▶ [Work to complete] Set down the records below verbatim, from their first line through the line containing "panel-live-channels: Live Channels", with both of those lines included.

------------------------------

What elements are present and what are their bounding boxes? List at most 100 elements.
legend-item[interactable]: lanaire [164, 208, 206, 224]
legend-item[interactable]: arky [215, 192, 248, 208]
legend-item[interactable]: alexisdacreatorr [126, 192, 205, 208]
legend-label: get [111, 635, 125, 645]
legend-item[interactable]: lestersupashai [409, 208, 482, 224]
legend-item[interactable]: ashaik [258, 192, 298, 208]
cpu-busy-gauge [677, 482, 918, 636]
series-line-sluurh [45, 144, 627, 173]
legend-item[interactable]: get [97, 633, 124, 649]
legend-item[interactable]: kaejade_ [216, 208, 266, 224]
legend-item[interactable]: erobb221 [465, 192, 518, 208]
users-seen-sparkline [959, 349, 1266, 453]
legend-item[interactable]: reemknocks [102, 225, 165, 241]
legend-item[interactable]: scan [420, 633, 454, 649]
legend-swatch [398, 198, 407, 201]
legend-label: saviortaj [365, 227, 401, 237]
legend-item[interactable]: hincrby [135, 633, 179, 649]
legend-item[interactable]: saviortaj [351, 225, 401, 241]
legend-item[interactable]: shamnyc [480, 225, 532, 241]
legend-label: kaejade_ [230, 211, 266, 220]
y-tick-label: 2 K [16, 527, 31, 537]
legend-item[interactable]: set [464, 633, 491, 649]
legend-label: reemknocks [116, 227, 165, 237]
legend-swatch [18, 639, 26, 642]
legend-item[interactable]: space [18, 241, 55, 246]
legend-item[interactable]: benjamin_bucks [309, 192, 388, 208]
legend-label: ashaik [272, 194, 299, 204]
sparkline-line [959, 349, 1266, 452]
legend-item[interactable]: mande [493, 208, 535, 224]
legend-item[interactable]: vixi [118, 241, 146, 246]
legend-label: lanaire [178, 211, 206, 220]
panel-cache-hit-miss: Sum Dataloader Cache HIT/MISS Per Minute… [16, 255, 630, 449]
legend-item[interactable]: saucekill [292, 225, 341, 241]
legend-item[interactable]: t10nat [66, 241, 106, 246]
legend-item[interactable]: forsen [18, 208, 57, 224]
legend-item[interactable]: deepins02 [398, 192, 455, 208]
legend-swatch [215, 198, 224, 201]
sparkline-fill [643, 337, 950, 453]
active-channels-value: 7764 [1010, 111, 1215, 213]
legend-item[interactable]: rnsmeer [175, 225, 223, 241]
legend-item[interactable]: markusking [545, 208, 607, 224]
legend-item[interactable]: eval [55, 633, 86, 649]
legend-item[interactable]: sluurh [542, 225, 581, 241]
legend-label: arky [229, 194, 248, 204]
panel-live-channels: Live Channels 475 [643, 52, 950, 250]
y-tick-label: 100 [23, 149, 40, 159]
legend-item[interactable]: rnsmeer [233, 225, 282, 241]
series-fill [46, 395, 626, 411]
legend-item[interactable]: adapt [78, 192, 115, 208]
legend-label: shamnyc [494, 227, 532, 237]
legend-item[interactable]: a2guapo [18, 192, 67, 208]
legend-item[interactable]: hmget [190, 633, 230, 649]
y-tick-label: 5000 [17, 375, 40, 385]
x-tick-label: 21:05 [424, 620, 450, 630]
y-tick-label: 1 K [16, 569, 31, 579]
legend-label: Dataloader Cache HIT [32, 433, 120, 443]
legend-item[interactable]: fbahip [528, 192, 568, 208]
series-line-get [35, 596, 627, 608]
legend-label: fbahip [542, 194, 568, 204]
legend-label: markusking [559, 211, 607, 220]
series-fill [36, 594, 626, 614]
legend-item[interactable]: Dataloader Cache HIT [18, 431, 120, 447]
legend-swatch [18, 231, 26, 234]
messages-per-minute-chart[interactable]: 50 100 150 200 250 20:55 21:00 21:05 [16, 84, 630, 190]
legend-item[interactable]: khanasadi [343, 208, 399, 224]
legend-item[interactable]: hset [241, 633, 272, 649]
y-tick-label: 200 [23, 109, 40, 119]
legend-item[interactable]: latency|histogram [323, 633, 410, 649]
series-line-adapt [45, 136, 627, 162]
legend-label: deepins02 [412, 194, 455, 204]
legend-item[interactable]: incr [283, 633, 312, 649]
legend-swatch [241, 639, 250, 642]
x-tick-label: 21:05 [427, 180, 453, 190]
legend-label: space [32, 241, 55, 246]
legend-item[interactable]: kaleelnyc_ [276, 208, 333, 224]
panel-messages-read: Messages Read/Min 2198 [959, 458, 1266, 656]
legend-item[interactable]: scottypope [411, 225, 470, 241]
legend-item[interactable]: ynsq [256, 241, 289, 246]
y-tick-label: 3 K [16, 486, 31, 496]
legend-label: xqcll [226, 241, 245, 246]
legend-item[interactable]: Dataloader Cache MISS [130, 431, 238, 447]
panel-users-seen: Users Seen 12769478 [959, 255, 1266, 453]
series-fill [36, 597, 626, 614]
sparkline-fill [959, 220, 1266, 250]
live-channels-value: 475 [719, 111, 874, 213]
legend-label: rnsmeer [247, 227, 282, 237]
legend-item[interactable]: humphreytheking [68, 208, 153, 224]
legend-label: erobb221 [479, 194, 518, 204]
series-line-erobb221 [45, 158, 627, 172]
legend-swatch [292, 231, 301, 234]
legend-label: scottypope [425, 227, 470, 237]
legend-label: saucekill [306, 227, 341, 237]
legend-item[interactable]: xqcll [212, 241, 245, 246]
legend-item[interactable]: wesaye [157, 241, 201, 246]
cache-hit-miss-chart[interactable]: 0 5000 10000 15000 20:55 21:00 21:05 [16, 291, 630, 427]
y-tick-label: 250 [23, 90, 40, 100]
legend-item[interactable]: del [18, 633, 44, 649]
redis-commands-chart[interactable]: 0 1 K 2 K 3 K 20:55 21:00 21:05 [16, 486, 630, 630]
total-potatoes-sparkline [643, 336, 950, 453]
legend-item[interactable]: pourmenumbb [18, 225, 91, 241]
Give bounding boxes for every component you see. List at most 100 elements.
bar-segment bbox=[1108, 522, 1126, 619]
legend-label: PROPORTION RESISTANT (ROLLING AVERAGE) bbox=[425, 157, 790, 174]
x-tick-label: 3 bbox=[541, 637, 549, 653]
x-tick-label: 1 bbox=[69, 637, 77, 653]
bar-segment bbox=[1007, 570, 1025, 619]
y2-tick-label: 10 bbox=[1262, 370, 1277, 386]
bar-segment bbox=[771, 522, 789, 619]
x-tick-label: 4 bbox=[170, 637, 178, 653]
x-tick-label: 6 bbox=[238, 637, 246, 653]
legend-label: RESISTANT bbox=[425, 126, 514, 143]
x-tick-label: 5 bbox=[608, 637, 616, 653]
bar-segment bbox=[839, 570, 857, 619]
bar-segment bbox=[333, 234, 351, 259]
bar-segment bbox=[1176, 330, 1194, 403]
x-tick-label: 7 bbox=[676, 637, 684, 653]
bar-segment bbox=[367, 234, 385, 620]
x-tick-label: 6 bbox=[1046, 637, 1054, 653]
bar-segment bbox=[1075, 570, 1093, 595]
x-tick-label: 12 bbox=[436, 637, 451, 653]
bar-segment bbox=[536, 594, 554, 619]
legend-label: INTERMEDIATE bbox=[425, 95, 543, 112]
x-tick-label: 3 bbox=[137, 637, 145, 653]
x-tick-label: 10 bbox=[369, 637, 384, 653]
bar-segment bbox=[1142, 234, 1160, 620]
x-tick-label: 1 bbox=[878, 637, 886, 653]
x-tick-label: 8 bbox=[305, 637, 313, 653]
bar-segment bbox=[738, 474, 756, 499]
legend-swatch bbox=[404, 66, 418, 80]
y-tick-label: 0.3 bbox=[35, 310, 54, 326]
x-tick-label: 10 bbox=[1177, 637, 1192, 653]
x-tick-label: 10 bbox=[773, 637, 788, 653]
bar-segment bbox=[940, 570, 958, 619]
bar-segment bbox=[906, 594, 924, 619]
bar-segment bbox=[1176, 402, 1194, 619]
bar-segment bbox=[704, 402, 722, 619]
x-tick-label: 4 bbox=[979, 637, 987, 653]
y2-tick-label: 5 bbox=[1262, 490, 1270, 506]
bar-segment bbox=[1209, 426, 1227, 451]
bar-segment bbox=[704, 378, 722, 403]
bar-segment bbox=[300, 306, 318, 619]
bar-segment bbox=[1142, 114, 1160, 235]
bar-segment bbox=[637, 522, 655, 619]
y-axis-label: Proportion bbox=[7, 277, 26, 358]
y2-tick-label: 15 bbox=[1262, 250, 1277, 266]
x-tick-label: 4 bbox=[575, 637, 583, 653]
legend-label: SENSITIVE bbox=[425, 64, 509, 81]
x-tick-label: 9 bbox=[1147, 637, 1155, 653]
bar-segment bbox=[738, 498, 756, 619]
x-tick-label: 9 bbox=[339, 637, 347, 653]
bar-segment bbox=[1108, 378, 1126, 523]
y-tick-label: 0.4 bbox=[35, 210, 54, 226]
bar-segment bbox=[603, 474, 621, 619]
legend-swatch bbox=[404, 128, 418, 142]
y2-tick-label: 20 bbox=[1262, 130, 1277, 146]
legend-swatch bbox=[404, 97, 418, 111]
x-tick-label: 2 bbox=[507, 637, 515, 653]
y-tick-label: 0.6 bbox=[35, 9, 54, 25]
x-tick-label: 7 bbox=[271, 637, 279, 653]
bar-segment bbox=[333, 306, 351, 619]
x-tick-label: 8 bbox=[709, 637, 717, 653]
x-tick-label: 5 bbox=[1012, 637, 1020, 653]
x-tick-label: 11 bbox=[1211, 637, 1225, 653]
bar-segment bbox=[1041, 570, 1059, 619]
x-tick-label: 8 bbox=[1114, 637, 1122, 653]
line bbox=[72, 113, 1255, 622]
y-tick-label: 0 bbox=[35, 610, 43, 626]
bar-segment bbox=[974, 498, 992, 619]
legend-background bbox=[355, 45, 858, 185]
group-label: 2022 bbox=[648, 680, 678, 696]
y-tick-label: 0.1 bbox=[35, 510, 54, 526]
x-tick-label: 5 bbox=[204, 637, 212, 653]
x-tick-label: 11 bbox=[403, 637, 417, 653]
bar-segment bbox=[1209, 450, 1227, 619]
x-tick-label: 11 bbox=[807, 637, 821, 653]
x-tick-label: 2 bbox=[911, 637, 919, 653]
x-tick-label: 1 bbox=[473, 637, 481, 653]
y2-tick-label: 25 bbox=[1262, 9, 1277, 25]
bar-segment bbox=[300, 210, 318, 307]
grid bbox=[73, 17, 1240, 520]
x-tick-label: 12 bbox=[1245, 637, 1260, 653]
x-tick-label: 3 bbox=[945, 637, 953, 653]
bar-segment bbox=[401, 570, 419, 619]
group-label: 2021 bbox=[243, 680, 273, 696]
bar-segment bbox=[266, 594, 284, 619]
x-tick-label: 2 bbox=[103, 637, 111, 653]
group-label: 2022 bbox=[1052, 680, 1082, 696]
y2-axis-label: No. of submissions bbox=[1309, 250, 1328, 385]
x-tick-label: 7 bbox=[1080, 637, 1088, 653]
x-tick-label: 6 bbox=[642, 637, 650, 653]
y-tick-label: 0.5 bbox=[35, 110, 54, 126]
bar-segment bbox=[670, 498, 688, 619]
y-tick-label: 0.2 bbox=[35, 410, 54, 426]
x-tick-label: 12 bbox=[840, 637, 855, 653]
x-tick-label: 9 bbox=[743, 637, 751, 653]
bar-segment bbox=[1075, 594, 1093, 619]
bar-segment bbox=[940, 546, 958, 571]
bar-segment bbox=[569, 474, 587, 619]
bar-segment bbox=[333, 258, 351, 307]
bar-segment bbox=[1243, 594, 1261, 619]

------------------------------

▶ [Task result]
What elements are present and what are their bounding boxes? List at most 100 elements.
legend-item[interactable]: lanaire [164, 208, 206, 224]
legend-item[interactable]: arky [215, 192, 248, 208]
legend-item[interactable]: alexisdacreatorr [126, 192, 205, 208]
legend-label: get [111, 635, 125, 645]
legend-item[interactable]: lestersupashai [409, 208, 482, 224]
legend-item[interactable]: ashaik [258, 192, 298, 208]
cpu-busy-gauge [677, 482, 918, 636]
series-line-sluurh [45, 144, 627, 173]
legend-item[interactable]: get [97, 633, 124, 649]
legend-item[interactable]: kaejade_ [216, 208, 266, 224]
legend-item[interactable]: erobb221 [465, 192, 518, 208]
users-seen-sparkline [959, 349, 1266, 453]
legend-item[interactable]: reemknocks [102, 225, 165, 241]
legend-item[interactable]: scan [420, 633, 454, 649]
legend-swatch [398, 198, 407, 201]
legend-label: saviortaj [365, 227, 401, 237]
legend-item[interactable]: hincrby [135, 633, 179, 649]
legend-item[interactable]: saviortaj [351, 225, 401, 241]
legend-item[interactable]: shamnyc [480, 225, 532, 241]
legend-label: kaejade_ [230, 211, 266, 220]
y-tick-label: 2 K [16, 527, 31, 537]
legend-item[interactable]: set [464, 633, 491, 649]
legend-label: reemknocks [116, 227, 165, 237]
legend-swatch [18, 639, 26, 642]
legend-item[interactable]: space [18, 241, 55, 246]
legend-item[interactable]: benjamin_bucks [309, 192, 388, 208]
legend-label: ashaik [272, 194, 299, 204]
sparkline-line [959, 349, 1266, 452]
legend-item[interactable]: mande [493, 208, 535, 224]
legend-item[interactable]: vixi [118, 241, 146, 246]
legend-label: lanaire [178, 211, 206, 220]
panel-cache-hit-miss: Sum Dataloader Cache HIT/MISS Per Minute… [16, 255, 630, 449]
legend-item[interactable]: saucekill [292, 225, 341, 241]
legend-item[interactable]: t10nat [66, 241, 106, 246]
legend-item[interactable]: forsen [18, 208, 57, 224]
legend-item[interactable]: deepins02 [398, 192, 455, 208]
legend-swatch [215, 198, 224, 201]
sparkline-fill [643, 337, 950, 453]
active-channels-value: 7764 [1010, 111, 1215, 213]
legend-item[interactable]: rnsmeer [175, 225, 223, 241]
legend-item[interactable]: markusking [545, 208, 607, 224]
legend-item[interactable]: eval [55, 633, 86, 649]
legend-item[interactable]: sluurh [542, 225, 581, 241]
legend-label: arky [229, 194, 248, 204]
panel-live-channels: Live Channels 475 [643, 52, 950, 250]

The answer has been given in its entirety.